Data excerpts

##############################

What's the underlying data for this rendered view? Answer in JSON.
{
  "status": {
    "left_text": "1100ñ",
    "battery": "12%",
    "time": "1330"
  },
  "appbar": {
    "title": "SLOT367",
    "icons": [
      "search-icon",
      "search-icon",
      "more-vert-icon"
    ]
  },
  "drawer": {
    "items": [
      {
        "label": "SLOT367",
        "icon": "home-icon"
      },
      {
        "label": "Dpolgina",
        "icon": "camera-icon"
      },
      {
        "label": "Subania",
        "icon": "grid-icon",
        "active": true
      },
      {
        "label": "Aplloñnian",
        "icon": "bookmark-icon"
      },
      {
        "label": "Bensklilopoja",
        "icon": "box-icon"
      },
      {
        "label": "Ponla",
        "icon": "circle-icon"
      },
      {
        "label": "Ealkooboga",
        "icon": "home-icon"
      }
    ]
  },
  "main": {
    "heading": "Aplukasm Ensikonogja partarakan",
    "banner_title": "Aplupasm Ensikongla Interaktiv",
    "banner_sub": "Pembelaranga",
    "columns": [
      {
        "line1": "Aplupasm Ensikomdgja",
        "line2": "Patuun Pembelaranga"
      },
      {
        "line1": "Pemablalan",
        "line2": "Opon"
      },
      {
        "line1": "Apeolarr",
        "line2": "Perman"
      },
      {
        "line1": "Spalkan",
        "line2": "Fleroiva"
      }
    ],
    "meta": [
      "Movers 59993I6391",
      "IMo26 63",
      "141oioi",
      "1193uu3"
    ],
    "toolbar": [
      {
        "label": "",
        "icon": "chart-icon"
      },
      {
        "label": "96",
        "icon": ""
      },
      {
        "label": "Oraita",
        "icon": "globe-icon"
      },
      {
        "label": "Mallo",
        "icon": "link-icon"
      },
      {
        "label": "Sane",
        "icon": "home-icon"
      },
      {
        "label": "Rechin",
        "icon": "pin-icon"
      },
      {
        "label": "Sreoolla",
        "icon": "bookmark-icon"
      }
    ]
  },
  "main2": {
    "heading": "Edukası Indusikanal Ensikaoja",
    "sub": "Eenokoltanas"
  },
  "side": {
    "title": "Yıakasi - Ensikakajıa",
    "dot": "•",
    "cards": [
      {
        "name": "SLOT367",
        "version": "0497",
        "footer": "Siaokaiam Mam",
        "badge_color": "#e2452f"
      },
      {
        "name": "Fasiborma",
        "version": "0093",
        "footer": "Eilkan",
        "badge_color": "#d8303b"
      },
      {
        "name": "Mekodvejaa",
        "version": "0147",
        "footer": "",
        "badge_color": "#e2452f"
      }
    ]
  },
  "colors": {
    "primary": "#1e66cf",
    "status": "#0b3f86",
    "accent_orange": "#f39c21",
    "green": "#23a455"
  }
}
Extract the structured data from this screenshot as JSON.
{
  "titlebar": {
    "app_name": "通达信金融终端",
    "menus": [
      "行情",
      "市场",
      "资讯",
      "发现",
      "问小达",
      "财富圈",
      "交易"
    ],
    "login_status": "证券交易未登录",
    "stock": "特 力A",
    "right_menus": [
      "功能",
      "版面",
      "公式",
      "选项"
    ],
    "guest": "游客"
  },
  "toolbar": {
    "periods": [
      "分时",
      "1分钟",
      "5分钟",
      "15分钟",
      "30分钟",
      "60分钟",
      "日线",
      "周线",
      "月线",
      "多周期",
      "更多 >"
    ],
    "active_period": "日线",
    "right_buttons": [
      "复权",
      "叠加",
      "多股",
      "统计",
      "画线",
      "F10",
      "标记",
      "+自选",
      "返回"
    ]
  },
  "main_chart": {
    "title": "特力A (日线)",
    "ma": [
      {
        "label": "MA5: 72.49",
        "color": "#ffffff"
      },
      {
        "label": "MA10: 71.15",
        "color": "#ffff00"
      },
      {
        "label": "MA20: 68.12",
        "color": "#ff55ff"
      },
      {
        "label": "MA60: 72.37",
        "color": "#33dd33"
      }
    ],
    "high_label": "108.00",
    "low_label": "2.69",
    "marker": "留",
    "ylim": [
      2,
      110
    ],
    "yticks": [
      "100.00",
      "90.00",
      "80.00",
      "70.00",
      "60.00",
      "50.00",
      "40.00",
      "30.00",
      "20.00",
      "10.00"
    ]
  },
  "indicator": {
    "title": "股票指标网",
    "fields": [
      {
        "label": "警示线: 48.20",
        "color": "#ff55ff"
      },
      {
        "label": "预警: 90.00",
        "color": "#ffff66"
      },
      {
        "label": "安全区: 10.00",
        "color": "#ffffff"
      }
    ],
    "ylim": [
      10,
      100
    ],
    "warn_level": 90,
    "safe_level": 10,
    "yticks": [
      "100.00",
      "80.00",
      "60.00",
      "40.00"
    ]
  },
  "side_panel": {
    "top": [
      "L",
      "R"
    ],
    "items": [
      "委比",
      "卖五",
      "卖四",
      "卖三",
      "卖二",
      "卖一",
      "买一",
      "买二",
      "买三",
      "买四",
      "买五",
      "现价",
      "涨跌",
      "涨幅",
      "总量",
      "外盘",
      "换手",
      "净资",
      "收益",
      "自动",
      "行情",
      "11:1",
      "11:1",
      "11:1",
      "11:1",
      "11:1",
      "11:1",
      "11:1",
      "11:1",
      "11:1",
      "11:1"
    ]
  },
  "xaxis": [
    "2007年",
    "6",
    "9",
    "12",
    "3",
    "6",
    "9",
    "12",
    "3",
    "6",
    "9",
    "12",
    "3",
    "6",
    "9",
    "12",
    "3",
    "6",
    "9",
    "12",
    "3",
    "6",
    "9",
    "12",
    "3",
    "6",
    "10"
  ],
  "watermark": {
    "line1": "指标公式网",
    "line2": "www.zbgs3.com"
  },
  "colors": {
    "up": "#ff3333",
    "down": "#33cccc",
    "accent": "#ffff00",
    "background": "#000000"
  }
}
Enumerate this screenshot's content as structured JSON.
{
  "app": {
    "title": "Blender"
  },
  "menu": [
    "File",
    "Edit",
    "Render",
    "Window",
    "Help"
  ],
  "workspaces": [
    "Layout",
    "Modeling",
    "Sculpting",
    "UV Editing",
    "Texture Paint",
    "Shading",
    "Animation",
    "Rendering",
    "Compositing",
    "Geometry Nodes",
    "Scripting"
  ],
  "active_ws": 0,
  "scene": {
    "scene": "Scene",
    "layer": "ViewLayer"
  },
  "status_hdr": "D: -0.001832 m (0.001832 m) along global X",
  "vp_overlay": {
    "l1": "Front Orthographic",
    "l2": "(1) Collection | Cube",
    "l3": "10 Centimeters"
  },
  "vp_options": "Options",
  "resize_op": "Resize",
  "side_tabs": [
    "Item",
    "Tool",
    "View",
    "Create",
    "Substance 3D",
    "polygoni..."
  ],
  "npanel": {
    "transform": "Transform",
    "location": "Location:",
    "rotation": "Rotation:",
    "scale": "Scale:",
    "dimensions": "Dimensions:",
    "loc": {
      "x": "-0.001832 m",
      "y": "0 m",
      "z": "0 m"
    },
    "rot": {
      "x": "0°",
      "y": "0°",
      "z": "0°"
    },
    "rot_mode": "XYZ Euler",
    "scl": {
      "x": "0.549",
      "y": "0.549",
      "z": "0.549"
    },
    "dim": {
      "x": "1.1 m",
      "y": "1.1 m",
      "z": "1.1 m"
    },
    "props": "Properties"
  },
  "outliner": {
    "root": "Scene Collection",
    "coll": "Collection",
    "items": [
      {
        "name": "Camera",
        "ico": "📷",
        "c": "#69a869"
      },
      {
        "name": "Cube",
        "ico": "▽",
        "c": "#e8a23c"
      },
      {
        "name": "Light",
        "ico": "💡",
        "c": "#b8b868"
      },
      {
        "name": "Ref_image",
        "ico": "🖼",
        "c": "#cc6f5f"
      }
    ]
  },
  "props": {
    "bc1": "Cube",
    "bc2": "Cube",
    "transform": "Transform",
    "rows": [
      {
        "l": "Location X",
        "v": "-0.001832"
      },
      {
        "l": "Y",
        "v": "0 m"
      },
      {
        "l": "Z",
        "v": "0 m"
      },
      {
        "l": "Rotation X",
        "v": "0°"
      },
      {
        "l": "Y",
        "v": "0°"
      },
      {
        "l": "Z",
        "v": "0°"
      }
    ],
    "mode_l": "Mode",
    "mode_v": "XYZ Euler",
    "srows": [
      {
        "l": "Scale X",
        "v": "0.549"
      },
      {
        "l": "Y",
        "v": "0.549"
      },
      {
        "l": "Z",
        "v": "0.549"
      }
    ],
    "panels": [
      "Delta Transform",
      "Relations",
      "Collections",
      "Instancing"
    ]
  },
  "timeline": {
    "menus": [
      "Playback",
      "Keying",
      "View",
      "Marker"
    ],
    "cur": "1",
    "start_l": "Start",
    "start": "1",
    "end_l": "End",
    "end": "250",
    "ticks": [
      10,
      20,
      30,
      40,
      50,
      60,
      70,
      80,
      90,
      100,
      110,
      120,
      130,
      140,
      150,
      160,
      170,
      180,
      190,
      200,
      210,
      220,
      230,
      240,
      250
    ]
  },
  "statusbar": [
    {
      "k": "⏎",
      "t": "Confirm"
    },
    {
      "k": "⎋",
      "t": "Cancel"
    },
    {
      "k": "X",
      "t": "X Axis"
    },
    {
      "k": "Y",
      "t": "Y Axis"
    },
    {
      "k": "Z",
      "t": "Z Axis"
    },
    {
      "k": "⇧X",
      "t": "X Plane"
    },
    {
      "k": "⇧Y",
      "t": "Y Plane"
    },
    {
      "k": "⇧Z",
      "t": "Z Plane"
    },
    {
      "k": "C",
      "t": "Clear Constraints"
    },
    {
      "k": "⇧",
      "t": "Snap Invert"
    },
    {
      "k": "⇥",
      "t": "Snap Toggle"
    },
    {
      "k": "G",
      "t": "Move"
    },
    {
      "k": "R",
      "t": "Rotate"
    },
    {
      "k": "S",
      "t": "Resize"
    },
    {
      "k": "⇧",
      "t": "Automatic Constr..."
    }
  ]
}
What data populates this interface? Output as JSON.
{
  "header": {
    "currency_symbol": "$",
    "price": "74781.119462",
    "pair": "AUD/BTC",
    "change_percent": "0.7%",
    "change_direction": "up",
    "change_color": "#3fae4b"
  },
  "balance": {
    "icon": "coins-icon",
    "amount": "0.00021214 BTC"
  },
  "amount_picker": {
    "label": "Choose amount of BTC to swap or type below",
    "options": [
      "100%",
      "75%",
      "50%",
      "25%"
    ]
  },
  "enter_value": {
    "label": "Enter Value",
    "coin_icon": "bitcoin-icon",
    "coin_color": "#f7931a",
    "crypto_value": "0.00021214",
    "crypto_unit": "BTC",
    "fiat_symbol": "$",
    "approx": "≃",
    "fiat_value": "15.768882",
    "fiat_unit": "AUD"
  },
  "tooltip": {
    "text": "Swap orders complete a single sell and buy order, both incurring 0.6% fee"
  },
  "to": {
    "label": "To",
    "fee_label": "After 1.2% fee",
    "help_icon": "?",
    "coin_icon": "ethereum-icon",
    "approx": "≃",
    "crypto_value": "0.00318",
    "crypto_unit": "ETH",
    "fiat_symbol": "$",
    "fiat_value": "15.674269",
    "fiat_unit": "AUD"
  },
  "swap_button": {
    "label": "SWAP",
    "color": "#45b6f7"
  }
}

##############################

[DESCRIPTION OF THE TASK]
Gather each line that holds "version".

[EXERCISE SOLUTION]
        "version": "0497",
        "version": "0093",
        "version": "0147",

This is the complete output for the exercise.